(Data extracted from a collection)
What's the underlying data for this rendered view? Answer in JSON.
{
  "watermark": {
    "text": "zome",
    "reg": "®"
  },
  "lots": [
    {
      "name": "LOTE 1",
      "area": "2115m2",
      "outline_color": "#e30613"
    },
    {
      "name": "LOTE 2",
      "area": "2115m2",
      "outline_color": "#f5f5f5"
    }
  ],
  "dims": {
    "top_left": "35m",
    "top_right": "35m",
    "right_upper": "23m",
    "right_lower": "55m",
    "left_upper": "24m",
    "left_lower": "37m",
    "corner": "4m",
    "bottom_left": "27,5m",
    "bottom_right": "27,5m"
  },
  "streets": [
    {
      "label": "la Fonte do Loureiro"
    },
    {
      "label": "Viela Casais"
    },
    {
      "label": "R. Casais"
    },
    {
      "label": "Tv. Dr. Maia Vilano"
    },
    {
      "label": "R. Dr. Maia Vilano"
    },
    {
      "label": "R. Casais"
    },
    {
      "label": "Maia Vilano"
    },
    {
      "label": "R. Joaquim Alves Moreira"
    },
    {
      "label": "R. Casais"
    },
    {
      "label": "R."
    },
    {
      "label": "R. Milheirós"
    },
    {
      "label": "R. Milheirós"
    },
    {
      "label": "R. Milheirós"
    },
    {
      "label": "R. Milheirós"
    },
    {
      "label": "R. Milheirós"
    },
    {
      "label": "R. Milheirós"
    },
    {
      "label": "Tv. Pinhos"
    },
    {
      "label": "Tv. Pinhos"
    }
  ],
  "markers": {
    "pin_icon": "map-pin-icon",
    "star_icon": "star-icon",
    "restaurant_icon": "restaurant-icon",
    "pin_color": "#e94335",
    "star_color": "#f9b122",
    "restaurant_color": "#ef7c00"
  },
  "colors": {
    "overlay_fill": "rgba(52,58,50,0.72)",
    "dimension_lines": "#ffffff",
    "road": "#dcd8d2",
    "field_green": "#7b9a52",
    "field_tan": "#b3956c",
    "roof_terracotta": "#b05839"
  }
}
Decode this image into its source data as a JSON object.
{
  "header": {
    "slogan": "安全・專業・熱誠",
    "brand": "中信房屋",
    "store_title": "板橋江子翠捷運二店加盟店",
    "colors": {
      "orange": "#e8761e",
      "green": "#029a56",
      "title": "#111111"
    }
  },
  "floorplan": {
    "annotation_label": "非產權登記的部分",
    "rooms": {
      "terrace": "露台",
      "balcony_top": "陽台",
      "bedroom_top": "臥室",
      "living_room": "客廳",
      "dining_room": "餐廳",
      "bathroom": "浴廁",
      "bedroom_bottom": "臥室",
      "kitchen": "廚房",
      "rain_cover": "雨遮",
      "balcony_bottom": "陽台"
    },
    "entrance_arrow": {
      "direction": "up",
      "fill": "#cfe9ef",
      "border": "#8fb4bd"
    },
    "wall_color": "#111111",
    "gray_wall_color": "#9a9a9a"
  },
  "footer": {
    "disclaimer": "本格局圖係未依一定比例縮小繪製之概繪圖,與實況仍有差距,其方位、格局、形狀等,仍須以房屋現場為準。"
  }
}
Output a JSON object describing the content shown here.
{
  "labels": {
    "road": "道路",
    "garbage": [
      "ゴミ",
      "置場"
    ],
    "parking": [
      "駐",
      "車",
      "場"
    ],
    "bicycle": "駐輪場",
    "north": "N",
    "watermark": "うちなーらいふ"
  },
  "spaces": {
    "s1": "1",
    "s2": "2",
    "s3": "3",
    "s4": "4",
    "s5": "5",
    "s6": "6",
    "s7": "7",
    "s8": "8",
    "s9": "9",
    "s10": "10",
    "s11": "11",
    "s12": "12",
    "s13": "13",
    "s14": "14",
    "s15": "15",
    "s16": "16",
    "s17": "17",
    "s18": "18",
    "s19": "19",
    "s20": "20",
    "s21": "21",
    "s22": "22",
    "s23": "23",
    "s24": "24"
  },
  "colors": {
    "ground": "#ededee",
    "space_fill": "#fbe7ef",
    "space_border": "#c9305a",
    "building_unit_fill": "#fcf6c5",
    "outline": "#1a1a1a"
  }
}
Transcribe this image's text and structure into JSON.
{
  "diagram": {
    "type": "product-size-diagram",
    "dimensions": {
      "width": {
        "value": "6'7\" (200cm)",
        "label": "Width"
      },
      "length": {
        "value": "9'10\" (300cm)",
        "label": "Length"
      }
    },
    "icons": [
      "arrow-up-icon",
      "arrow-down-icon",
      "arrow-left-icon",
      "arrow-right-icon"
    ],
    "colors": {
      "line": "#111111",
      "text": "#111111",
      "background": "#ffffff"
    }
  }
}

● WHAT YOU WILL DO
Output each entry precisely as given.

● REPLY
What's the underlying data for this rendered view? Answer in JSON.
{
  "watermark": {
    "text": "zome",
    "reg": "®"
  },
  "lots": [
    {
      "name": "LOTE 1",
      "area": "2115m2",
      "outline_color": "#e30613"
    },
    {
      "name": "LOTE 2",
      "area": "2115m2",
      "outline_color": "#f5f5f5"
    }
  ],
  "dims": {
    "top_left": "35m",
    "top_right": "35m",
    "right_upper": "23m",
    "right_lower": "55m",
    "left_upper": "24m",
    "left_lower": "37m",
    "corner": "4m",
    "bottom_left": "27,5m",
    "bottom_right": "27,5m"
  },
  "streets": [
    {
      "label": "la Fonte do Loureiro"
    },
    {
      "label": "Viela Casais"
    },
    {
      "label": "R. Casais"
    },
    {
      "label": "Tv. Dr. Maia Vilano"
    },
    {
      "label": "R. Dr. Maia Vilano"
    },
    {
      "label": "R. Casais"
    },
    {
      "label": "Maia Vilano"
    },
    {
      "label": "R. Joaquim Alves Moreira"
    },
    {
      "label": "R. Casais"
    },
    {
      "label": "R."
    },
    {
      "label": "R. Milheirós"
    },
    {
      "label": "R. Milheirós"
    },
    {
      "label": "R. Milheirós"
    },
    {
      "label": "R. Milheirós"
    },
    {
      "label": "R. Milheirós"
    },
    {
      "label": "R. Milheirós"
    },
    {
      "label": "Tv. Pinhos"
    },
    {
      "label": "Tv. Pinhos"
    }
  ],
  "markers": {
    "pin_icon": "map-pin-icon",
    "star_icon": "star-icon",
    "restaurant_icon": "restaurant-icon",
    "pin_color": "#e94335",
    "star_color": "#f9b122",
    "restaurant_color": "#ef7c00"
  },
  "colors": {
    "overlay_fill": "rgba(52,58,50,0.72)",
    "dimension_lines": "#ffffff",
    "road": "#dcd8d2",
    "field_green": "#7b9a52",
    "field_tan": "#b3956c",
    "roof_terracotta": "#b05839"
  }
}
Decode this image into its source data as a JSON object.
{
  "header": {
    "slogan": "安全・專業・熱誠",
    "brand": "中信房屋",
    "store_title": "板橋江子翠捷運二店加盟店",
    "colors": {
      "orange": "#e8761e",
      "green": "#029a56",
      "title": "#111111"
    }
  },
  "floorplan": {
    "annotation_label": "非產權登記的部分",
    "rooms": {
      "terrace": "露台",
      "balcony_top": "陽台",
      "bedroom_top": "臥室",
      "living_room": "客廳",
      "dining_room": "餐廳",
      "bathroom": "浴廁",
      "bedroom_bottom": "臥室",
      "kitchen": "廚房",
      "rain_cover": "雨遮",
      "balcony_bottom": "陽台"
    },
    "entrance_arrow": {
      "direction": "up",
      "fill": "#cfe9ef",
      "border": "#8fb4bd"
    },
    "wall_color": "#111111",
    "gray_wall_color": "#9a9a9a"
  },
  "footer": {
    "disclaimer": "本格局圖係未依一定比例縮小繪製之概繪圖,與實況仍有差距,其方位、格局、形狀等,仍須以房屋現場為準。"
  }
}
Output a JSON object describing the content shown here.
{
  "labels": {
    "road": "道路",
    "garbage": [
      "ゴミ",
      "置場"
    ],
    "parking": [
      "駐",
      "車",
      "場"
    ],
    "bicycle": "駐輪場",
    "north": "N",
    "watermark": "うちなーらいふ"
  },
  "spaces": {
    "s1": "1",
    "s2": "2",
    "s3": "3",
    "s4": "4",
    "s5": "5",
    "s6": "6",
    "s7": "7",
    "s8": "8",
    "s9": "9",
    "s10": "10",
    "s11": "11",
    "s12": "12",
    "s13": "13",
    "s14": "14",
    "s15": "15",
    "s16": "16",
    "s17": "17",
    "s18": "18",
    "s19": "19",
    "s20": "20",
    "s21": "21",
    "s22": "22",
    "s23": "23",
    "s24": "24"
  },
  "colors": {
    "ground": "#ededee",
    "space_fill": "#fbe7ef",
    "space_border": "#c9305a",
    "building_unit_fill": "#fcf6c5",
    "outline": "#1a1a1a"
  }
}
Transcribe this image's text and structure into JSON.
{
  "diagram": {
    "type": "product-size-diagram",
    "dimensions": {
      "width": {
        "value": "6'7\" (200cm)",
        "label": "Width"
      },
      "length": {
        "value": "9'10\" (300cm)",
        "label": "Length"
      }
    },
    "icons": [
      "arrow-up-icon",
      "arrow-down-icon",
      "arrow-left-icon",
      "arrow-right-icon"
    ],
    "colors": {
      "line": "#111111",
      "text": "#111111",
      "background": "#ffffff"
    }
  }
}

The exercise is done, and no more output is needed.